▶ _SHORT EXERCISE_: Give the material once more, word for word, without any images.

-- START PROVIDED DATA --

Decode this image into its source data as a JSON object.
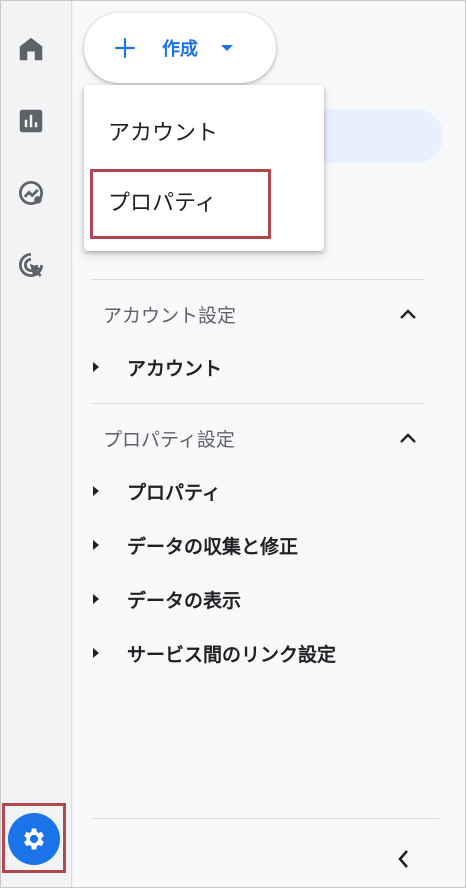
{
  "create": {
    "label": "作成",
    "menu": [
      {
        "label": "アカウント"
      },
      {
        "label": "プロパティ"
      }
    ]
  },
  "sections": {
    "account": {
      "title": "アカウント設定",
      "items": [
        "アカウント"
      ]
    },
    "property": {
      "title": "プロパティ設定",
      "items": [
        "プロパティ",
        "データの収集と修正",
        "データの表示",
        "サービス間のリンク設定"
      ]
    }
  },
  "rail": {
    "icons": [
      "home-icon",
      "reports-icon",
      "explore-icon",
      "advertising-icon",
      "settings-icon"
    ]
  },
  "colors": {
    "accent": "#1a73e8",
    "highlight_border": "#b3474f",
    "selected_bg": "#e8f0fe"
  }
}
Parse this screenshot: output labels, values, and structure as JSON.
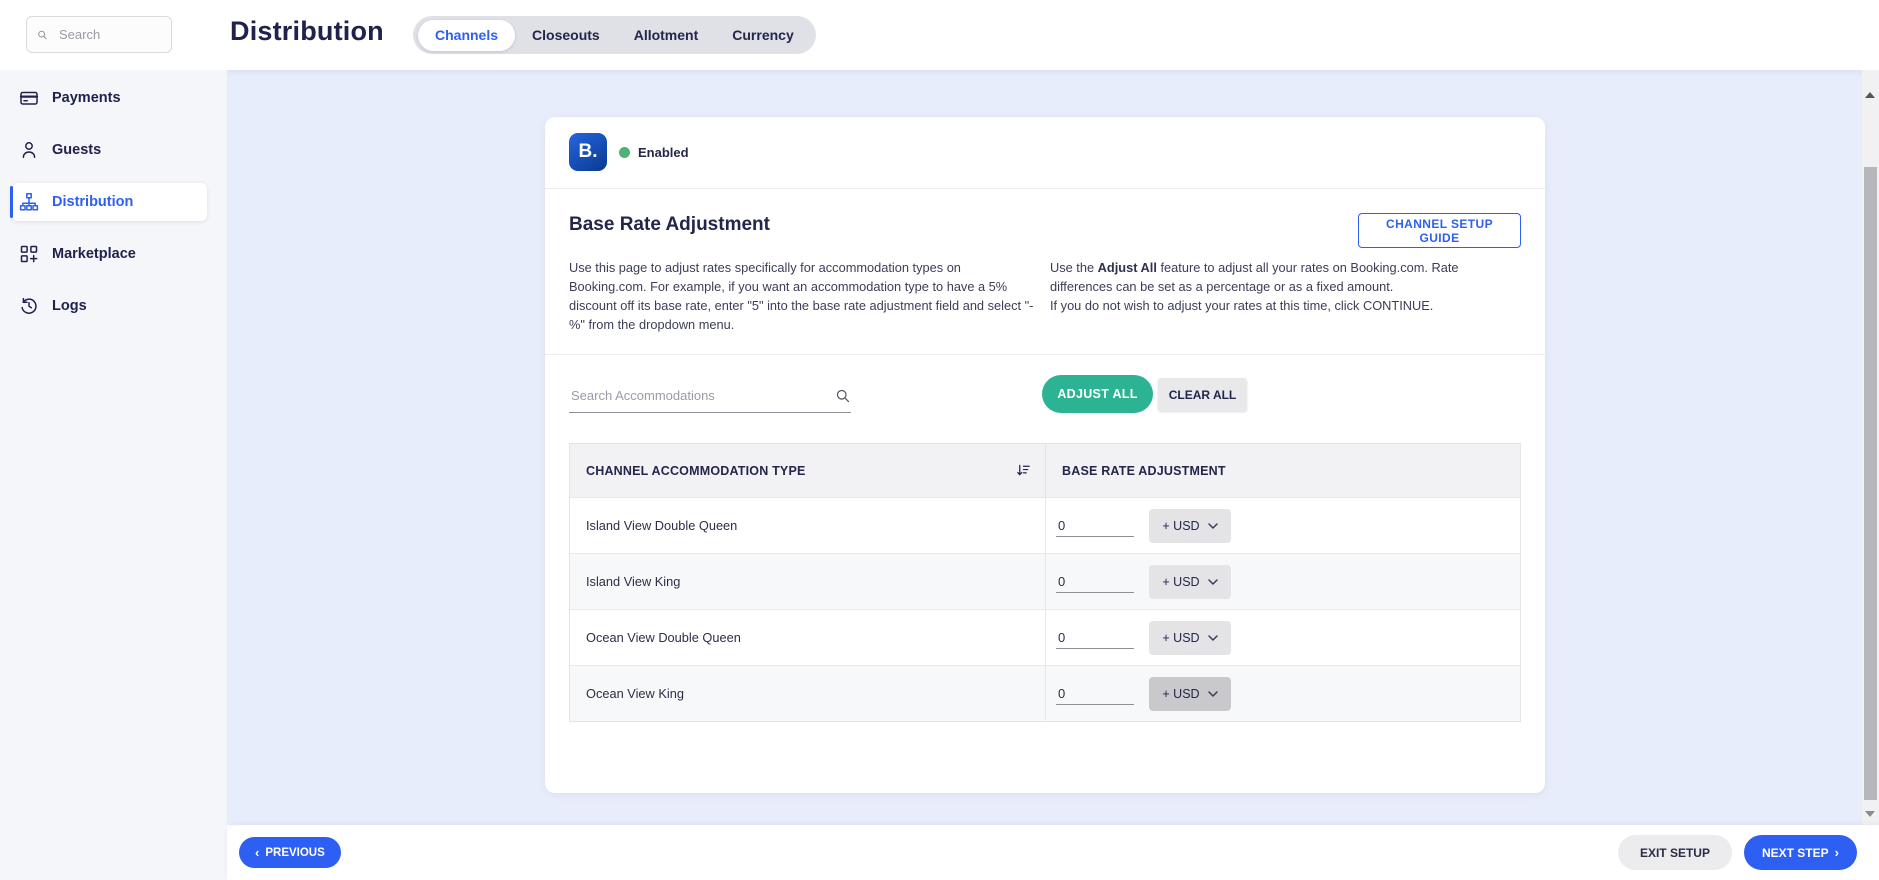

-- END PROVIDED DATA --

▶ _COMPLETE OUTPUT_:
Decode this image into its source data as a JSON object.
{
  "create": {
    "label": "作成",
    "menu": [
      {
        "label": "アカウント"
      },
      {
        "label": "プロパティ"
      }
    ]
  },
  "sections": {
    "account": {
      "title": "アカウント設定",
      "items": [
        "アカウント"
      ]
    },
    "property": {
      "title": "プロパティ設定",
      "items": [
        "プロパティ",
        "データの収集と修正",
        "データの表示",
        "サービス間のリンク設定"
      ]
    }
  },
  "rail": {
    "icons": [
      "home-icon",
      "reports-icon",
      "explore-icon",
      "advertising-icon",
      "settings-icon"
    ]
  },
  "colors": {
    "accent": "#1a73e8",
    "highlight_border": "#b3474f",
    "selected_bg": "#e8f0fe"
  }
}
Parse this screenshot: output labels, values, and structure as JSON.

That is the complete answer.